== RECORD SET
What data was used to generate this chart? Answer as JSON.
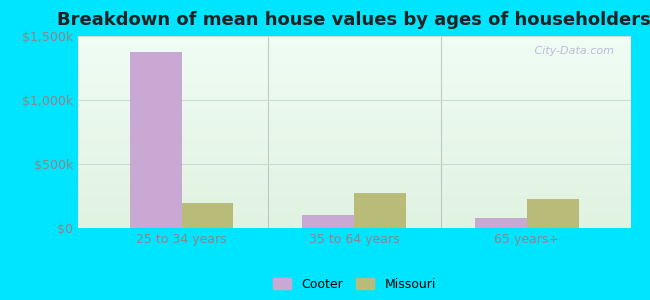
{
  "title": "Breakdown of mean house values by ages of householders",
  "categories": [
    "25 to 34 years",
    "35 to 64 years",
    "65 years+"
  ],
  "cooter_values": [
    1375000,
    100000,
    75000
  ],
  "missouri_values": [
    195000,
    270000,
    230000
  ],
  "cooter_color": "#c9a8d4",
  "missouri_color": "#b8bc78",
  "background_outer": "#00e5ff",
  "ylim": [
    0,
    1500000
  ],
  "yticks": [
    0,
    500000,
    1000000,
    1500000
  ],
  "ytick_labels": [
    "$0",
    "$500k",
    "$1,000k",
    "$1,500k"
  ],
  "bar_width": 0.3,
  "legend_labels": [
    "Cooter",
    "Missouri"
  ],
  "watermark": " City-Data.com",
  "title_fontsize": 13,
  "tick_fontsize": 9,
  "legend_fontsize": 9,
  "tick_color": "#888888",
  "title_color": "#222222",
  "separator_color": "#aaaaaa",
  "grid_color": "#ccddcc"
}
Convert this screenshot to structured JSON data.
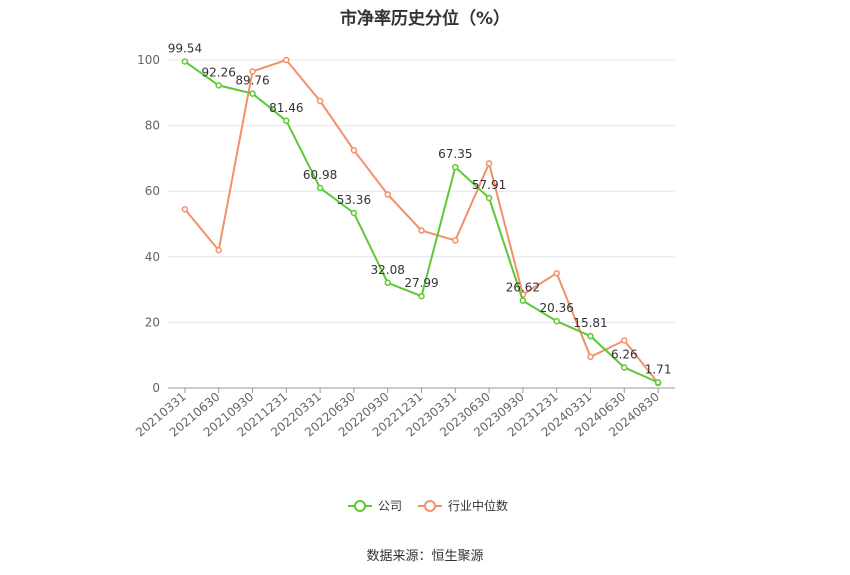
{
  "title": "市净率历史分位（%）",
  "source": "数据来源：恒生聚源",
  "chart_data": {
    "type": "line",
    "title": "市净率历史分位（%）",
    "categories": [
      "20210331",
      "20210630",
      "20210930",
      "20211231",
      "20220331",
      "20220630",
      "20220930",
      "20221231",
      "20230331",
      "20230630",
      "20230930",
      "20231231",
      "20240331",
      "20240630",
      "20240830"
    ],
    "ylim": [
      0,
      100
    ],
    "yticks": [
      0,
      20,
      40,
      60,
      80,
      100
    ],
    "grid": true,
    "legend_position": "bottom",
    "series": [
      {
        "name": "公司",
        "color": "#5cc934",
        "labels": true,
        "values": [
          99.54,
          92.26,
          89.76,
          81.46,
          60.98,
          53.36,
          32.08,
          27.99,
          67.35,
          57.91,
          26.62,
          20.36,
          15.81,
          6.26,
          1.71
        ]
      },
      {
        "name": "行业中位数",
        "color": "#f2906a",
        "labels": false,
        "values": [
          54.5,
          42,
          96.5,
          100,
          87.5,
          72.5,
          59,
          48,
          45,
          68.5,
          28.5,
          35,
          9.5,
          14.5,
          1.5
        ]
      }
    ]
  }
}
====
• _CHALLENGE_
Write the listing above out again exactly, dropping each image.

• _EXERCISE SOLUTION_
What data was used to generate this chart? Answer as JSON.
{
  "title": "Breakdown of mean house values by ages of householders",
  "categories": [
    "25 to 34 years",
    "35 to 64 years",
    "65 years+"
  ],
  "cooter_values": [
    1375000,
    100000,
    75000
  ],
  "missouri_values": [
    195000,
    270000,
    230000
  ],
  "cooter_color": "#c9a8d4",
  "missouri_color": "#b8bc78",
  "background_outer": "#00e5ff",
  "ylim": [
    0,
    1500000
  ],
  "yticks": [
    0,
    500000,
    1000000,
    1500000
  ],
  "ytick_labels": [
    "$0",
    "$500k",
    "$1,000k",
    "$1,500k"
  ],
  "bar_width": 0.3,
  "legend_labels": [
    "Cooter",
    "Missouri"
  ],
  "watermark": " City-Data.com",
  "title_fontsize": 13,
  "tick_fontsize": 9,
  "legend_fontsize": 9,
  "tick_color": "#888888",
  "title_color": "#222222",
  "separator_color": "#aaaaaa",
  "grid_color": "#ccddcc"
}
Convert this screenshot to structured JSON data.
{
  "title": "市净率历史分位（%）",
  "source": "数据来源：恒生聚源",
  "chart_data": {
    "type": "line",
    "title": "市净率历史分位（%）",
    "categories": [
      "20210331",
      "20210630",
      "20210930",
      "20211231",
      "20220331",
      "20220630",
      "20220930",
      "20221231",
      "20230331",
      "20230630",
      "20230930",
      "20231231",
      "20240331",
      "20240630",
      "20240830"
    ],
    "ylim": [
      0,
      100
    ],
    "yticks": [
      0,
      20,
      40,
      60,
      80,
      100
    ],
    "grid": true,
    "legend_position": "bottom",
    "series": [
      {
        "name": "公司",
        "color": "#5cc934",
        "labels": true,
        "values": [
          99.54,
          92.26,
          89.76,
          81.46,
          60.98,
          53.36,
          32.08,
          27.99,
          67.35,
          57.91,
          26.62,
          20.36,
          15.81,
          6.26,
          1.71
        ]
      },
      {
        "name": "行业中位数",
        "color": "#f2906a",
        "labels": false,
        "values": [
          54.5,
          42,
          96.5,
          100,
          87.5,
          72.5,
          59,
          48,
          45,
          68.5,
          28.5,
          35,
          9.5,
          14.5,
          1.5
        ]
      }
    ]
  }
}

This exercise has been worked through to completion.